___ Records for this task ___

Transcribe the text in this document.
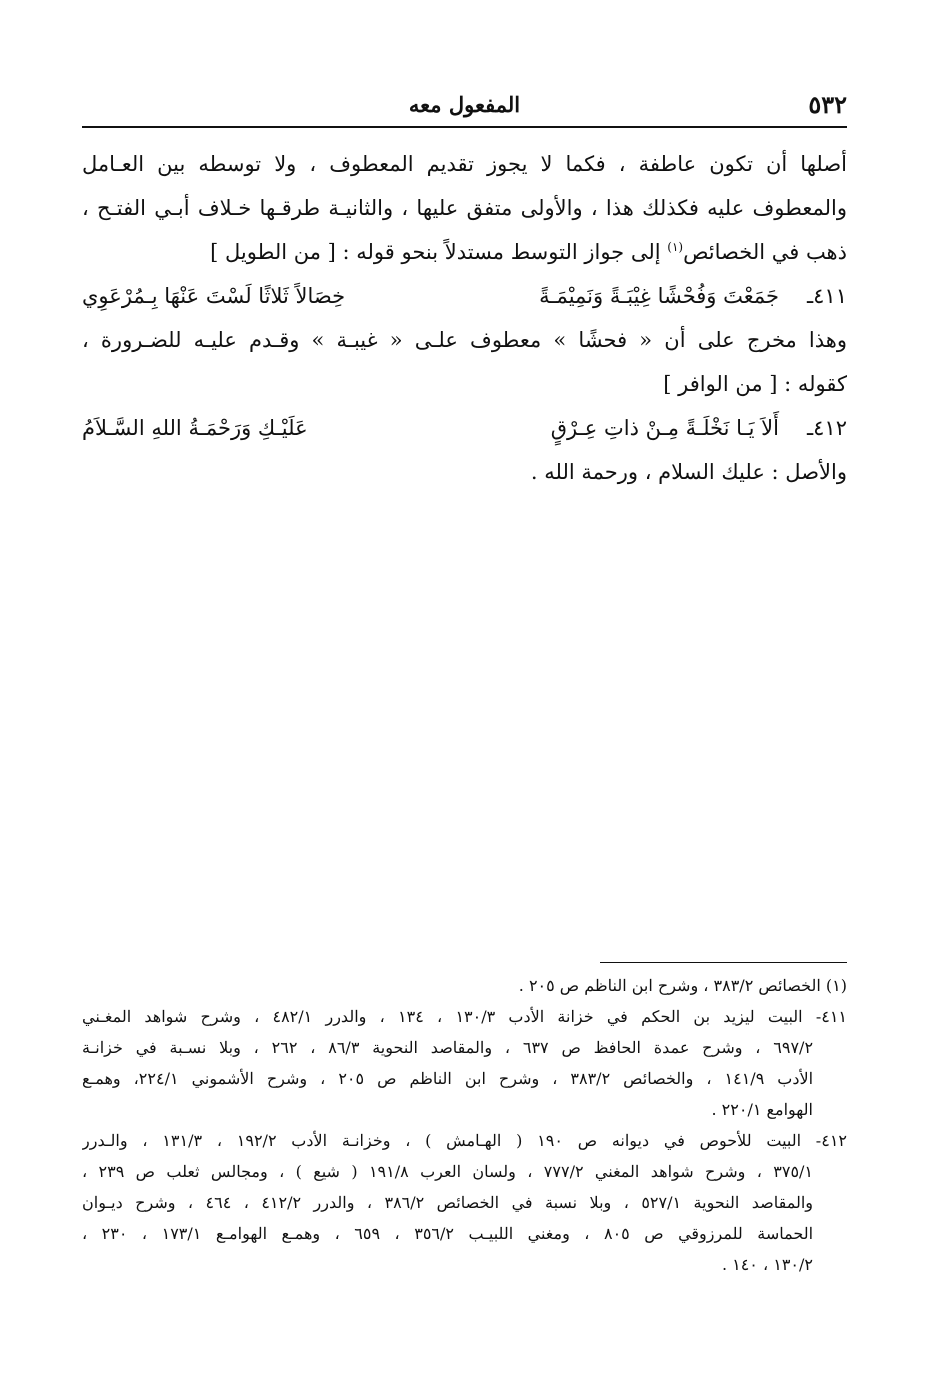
٥٣٢
المفعول معه
أصلها أن تكون عاطفة ، فكما لا يجوز تقديم المعطوف ، ولا توسطه بين العـامل
والمعطوف عليه فكذلك هذا ، والأولى متفق عليها ، والثانيـة طرقـها خـلاف أبـي الفتـح ،
ذهب في الخصائص$^{(١)}$ إلى جواز التوسط مستدلاً بنحو قوله : [ من الطويل ]
٤١١ـ
جَمَعْتَ وَفُحْشًا غِيْبَـةً وَنَمِيْمَـةً
خِصَالاً ثَلاثًا لَسْتَ عَنْهَا بِـمُرْعَوِي
وهذا مخرج على أن « فحشًا » معطوف علـى « غيبـة » وقـدم عليـه للضـرورة ،
كقوله : [ من الوافر ]
٤١٢ـ
أَلاَ يَـا نَخْلَـةً مِـنْ ذاتِ عِـرْقٍ
عَلَيْـكِ وَرَحْمَـةُ اللهِ السَّـلاَمُ
والأصل : عليك السلام ، ورحمة الله .
(١) الخصائص ٣٨٣/٢ ، وشرح ابن الناظم ص ٢٠٥ .
٤١١- البيت ليزيد بن الحكم في خزانة الأدب ١٣٠/٣ ، ١٣٤ ، والدرر ٤٨٢/١ ، وشرح شواهد المغـني
٦٩٧/٢ ، وشرح عمدة الحافظ ص ٦٣٧ ، والمقاصد النحوية ٨٦/٣ ، ٢٦٢ ، وبلا نسـبة في خزانـة
الأدب ١٤١/٩ ، والخصائص ٣٨٣/٢ ، وشرح ابن الناظم ص ٢٠٥ ، وشرح الأشموني ٢٢٤/١، وهمـع
الهوامع ٢٢٠/١ .
٤١٢- البيت للأحوص في ديوانه ص ١٩٠ ( الهـامش ) ، وخزانـة الأدب ١٩٢/٢ ، ١٣١/٣ ، والـدرر
٣٧٥/١ ، وشرح شواهد المغني ٧٧٧/٢ ، ولسان العرب ١٩١/٨ ( شيع ) ، ومجالس ثعلب ص ٢٣٩ ،
والمقاصد النحوية ٥٢٧/١ ، وبلا نسبة في الخصائص ٣٨٦/٢ ، والدرر ٤١٢/٢ ، ٤٦٤ ، وشرح ديـوان
الحماسة للمرزوقي ص ٨٠٥ ، ومغني اللبيـب ٣٥٦/٢ ، ٦٥٩ ، وهمـع الهوامـع ١٧٣/١ ، ٢٣٠ ،
١٣٠/٢ ، ١٤٠ .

___

Given exercise:
From the records given above, reproduce all text exactly and exclude each picture.

Correct response:
Transcribe the text in this document.
٥٣٢
المفعول معه
أصلها أن تكون عاطفة ، فكما لا يجوز تقديم المعطوف ، ولا توسطه بين العـامل
والمعطوف عليه فكذلك هذا ، والأولى متفق عليها ، والثانيـة طرقـها خـلاف أبـي الفتـح ،
ذهب في الخصائص$^{(١)}$ إلى جواز التوسط مستدلاً بنحو قوله : [ من الطويل ]
٤١١ـ
جَمَعْتَ وَفُحْشًا غِيْبَـةً وَنَمِيْمَـةً
خِصَالاً ثَلاثًا لَسْتَ عَنْهَا بِـمُرْعَوِي
وهذا مخرج على أن « فحشًا » معطوف علـى « غيبـة » وقـدم عليـه للضـرورة ،
كقوله : [ من الوافر ]
٤١٢ـ
أَلاَ يَـا نَخْلَـةً مِـنْ ذاتِ عِـرْقٍ
عَلَيْـكِ وَرَحْمَـةُ اللهِ السَّـلاَمُ
والأصل : عليك السلام ، ورحمة الله .
(١) الخصائص ٣٨٣/٢ ، وشرح ابن الناظم ص ٢٠٥ .
٤١١- البيت ليزيد بن الحكم في خزانة الأدب ١٣٠/٣ ، ١٣٤ ، والدرر ٤٨٢/١ ، وشرح شواهد المغـني
٦٩٧/٢ ، وشرح عمدة الحافظ ص ٦٣٧ ، والمقاصد النحوية ٨٦/٣ ، ٢٦٢ ، وبلا نسـبة في خزانـة
الأدب ١٤١/٩ ، والخصائص ٣٨٣/٢ ، وشرح ابن الناظم ص ٢٠٥ ، وشرح الأشموني ٢٢٤/١، وهمـع
الهوامع ٢٢٠/١ .
٤١٢- البيت للأحوص في ديوانه ص ١٩٠ ( الهـامش ) ، وخزانـة الأدب ١٩٢/٢ ، ١٣١/٣ ، والـدرر
٣٧٥/١ ، وشرح شواهد المغني ٧٧٧/٢ ، ولسان العرب ١٩١/٨ ( شيع ) ، ومجالس ثعلب ص ٢٣٩ ،
والمقاصد النحوية ٥٢٧/١ ، وبلا نسبة في الخصائص ٣٨٦/٢ ، والدرر ٤١٢/٢ ، ٤٦٤ ، وشرح ديـوان
الحماسة للمرزوقي ص ٨٠٥ ، ومغني اللبيـب ٣٥٦/٢ ، ٦٥٩ ، وهمـع الهوامـع ١٧٣/١ ، ٢٣٠ ،
١٣٠/٢ ، ١٤٠ .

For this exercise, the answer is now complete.